What the exercise asks: Give a verbatim copy of the lines below, minus the pictures.
-.-.-
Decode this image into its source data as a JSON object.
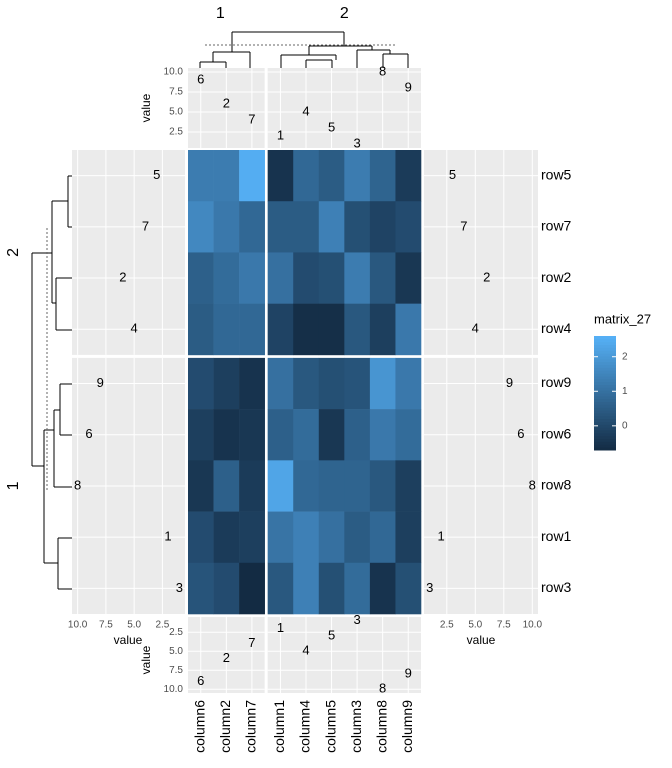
{
  "chart_data": {
    "type": "heatmap",
    "columns": [
      "column6",
      "column2",
      "column7",
      "column1",
      "column4",
      "column5",
      "column3",
      "column8",
      "column9"
    ],
    "column_split": [
      "1",
      "1",
      "1",
      "2",
      "2",
      "2",
      "2",
      "2",
      "2"
    ],
    "rows": [
      "row5",
      "row7",
      "row2",
      "row4",
      "row9",
      "row6",
      "row8",
      "row1",
      "row3"
    ],
    "row_split": [
      "2",
      "2",
      "2",
      "2",
      "1",
      "1",
      "1",
      "1",
      "1"
    ],
    "values": [
      [
        1.3,
        1.3,
        2.5,
        -0.5,
        0.8,
        0.5,
        1.3,
        0.7,
        -0.3
      ],
      [
        1.6,
        1.2,
        0.8,
        0.5,
        0.5,
        1.4,
        0.2,
        -0.1,
        0.1
      ],
      [
        0.6,
        0.9,
        1.2,
        1.0,
        0.1,
        0.2,
        1.3,
        0.4,
        -0.4
      ],
      [
        0.5,
        0.8,
        0.8,
        -0.1,
        -0.6,
        -0.6,
        0.4,
        -0.2,
        1.2
      ],
      [
        0.1,
        -0.2,
        -0.5,
        1.0,
        0.4,
        0.2,
        0.3,
        1.9,
        1.2
      ],
      [
        -0.2,
        -0.5,
        -0.4,
        0.6,
        0.9,
        -0.4,
        0.6,
        1.2,
        0.9
      ],
      [
        -0.4,
        0.6,
        -0.3,
        2.3,
        0.8,
        0.7,
        0.7,
        0.4,
        -0.2
      ],
      [
        0.1,
        -0.3,
        -0.2,
        1.1,
        1.4,
        1.0,
        0.5,
        0.8,
        -0.2
      ],
      [
        0.3,
        0.1,
        -0.7,
        0.4,
        1.4,
        0.2,
        0.9,
        -0.5,
        0.2
      ]
    ],
    "colorscale": {
      "low": "#132B43",
      "high": "#56B1F7"
    },
    "legend": {
      "title": "matrix_27",
      "limits": [
        -0.7,
        2.6
      ],
      "ticks": [
        0,
        1,
        2
      ]
    },
    "column_annotation": {
      "axis_label": "value",
      "labels": [
        "6",
        "2",
        "7",
        "1",
        "4",
        "5",
        "3",
        "8",
        "9"
      ],
      "values": [
        9,
        6,
        4,
        2,
        5,
        3,
        1,
        10,
        8
      ],
      "lim": [
        0.5,
        10.5
      ],
      "ticks": [
        2.5,
        {
          "value": 5,
          "label": "5.0"
        },
        {
          "value": 7.5,
          "label": "7.5"
        },
        {
          "value": 10,
          "label": "10.0"
        }
      ]
    },
    "row_annotation": {
      "axis_label": "value",
      "labels": [
        "5",
        "7",
        "2",
        "4",
        "9",
        "6",
        "8",
        "1",
        "3"
      ],
      "values": [
        3,
        4,
        6,
        5,
        8,
        9,
        10,
        2,
        1
      ],
      "lim": [
        0.5,
        10.5
      ],
      "ticks": [
        2.5,
        {
          "value": 5,
          "label": "5.0"
        },
        {
          "value": 7.5,
          "label": "7.5"
        },
        {
          "value": 10,
          "label": "10.0"
        }
      ]
    }
  }
}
-.-.-
Answer for this exercise:
Decode this image into its source data as a JSON object.
{
  "chart_data": {
    "type": "heatmap",
    "columns": [
      "column6",
      "column2",
      "column7",
      "column1",
      "column4",
      "column5",
      "column3",
      "column8",
      "column9"
    ],
    "column_split": [
      "1",
      "1",
      "1",
      "2",
      "2",
      "2",
      "2",
      "2",
      "2"
    ],
    "rows": [
      "row5",
      "row7",
      "row2",
      "row4",
      "row9",
      "row6",
      "row8",
      "row1",
      "row3"
    ],
    "row_split": [
      "2",
      "2",
      "2",
      "2",
      "1",
      "1",
      "1",
      "1",
      "1"
    ],
    "values": [
      [
        1.3,
        1.3,
        2.5,
        -0.5,
        0.8,
        0.5,
        1.3,
        0.7,
        -0.3
      ],
      [
        1.6,
        1.2,
        0.8,
        0.5,
        0.5,
        1.4,
        0.2,
        -0.1,
        0.1
      ],
      [
        0.6,
        0.9,
        1.2,
        1.0,
        0.1,
        0.2,
        1.3,
        0.4,
        -0.4
      ],
      [
        0.5,
        0.8,
        0.8,
        -0.1,
        -0.6,
        -0.6,
        0.4,
        -0.2,
        1.2
      ],
      [
        0.1,
        -0.2,
        -0.5,
        1.0,
        0.4,
        0.2,
        0.3,
        1.9,
        1.2
      ],
      [
        -0.2,
        -0.5,
        -0.4,
        0.6,
        0.9,
        -0.4,
        0.6,
        1.2,
        0.9
      ],
      [
        -0.4,
        0.6,
        -0.3,
        2.3,
        0.8,
        0.7,
        0.7,
        0.4,
        -0.2
      ],
      [
        0.1,
        -0.3,
        -0.2,
        1.1,
        1.4,
        1.0,
        0.5,
        0.8,
        -0.2
      ],
      [
        0.3,
        0.1,
        -0.7,
        0.4,
        1.4,
        0.2,
        0.9,
        -0.5,
        0.2
      ]
    ],
    "colorscale": {
      "low": "#132B43",
      "high": "#56B1F7"
    },
    "legend": {
      "title": "matrix_27",
      "limits": [
        -0.7,
        2.6
      ],
      "ticks": [
        0,
        1,
        2
      ]
    },
    "column_annotation": {
      "axis_label": "value",
      "labels": [
        "6",
        "2",
        "7",
        "1",
        "4",
        "5",
        "3",
        "8",
        "9"
      ],
      "values": [
        9,
        6,
        4,
        2,
        5,
        3,
        1,
        10,
        8
      ],
      "lim": [
        0.5,
        10.5
      ],
      "ticks": [
        2.5,
        {
          "value": 5,
          "label": "5.0"
        },
        {
          "value": 7.5,
          "label": "7.5"
        },
        {
          "value": 10,
          "label": "10.0"
        }
      ]
    },
    "row_annotation": {
      "axis_label": "value",
      "labels": [
        "5",
        "7",
        "2",
        "4",
        "9",
        "6",
        "8",
        "1",
        "3"
      ],
      "values": [
        3,
        4,
        6,
        5,
        8,
        9,
        10,
        2,
        1
      ],
      "lim": [
        0.5,
        10.5
      ],
      "ticks": [
        2.5,
        {
          "value": 5,
          "label": "5.0"
        },
        {
          "value": 7.5,
          "label": "7.5"
        },
        {
          "value": 10,
          "label": "10.0"
        }
      ]
    }
  }
}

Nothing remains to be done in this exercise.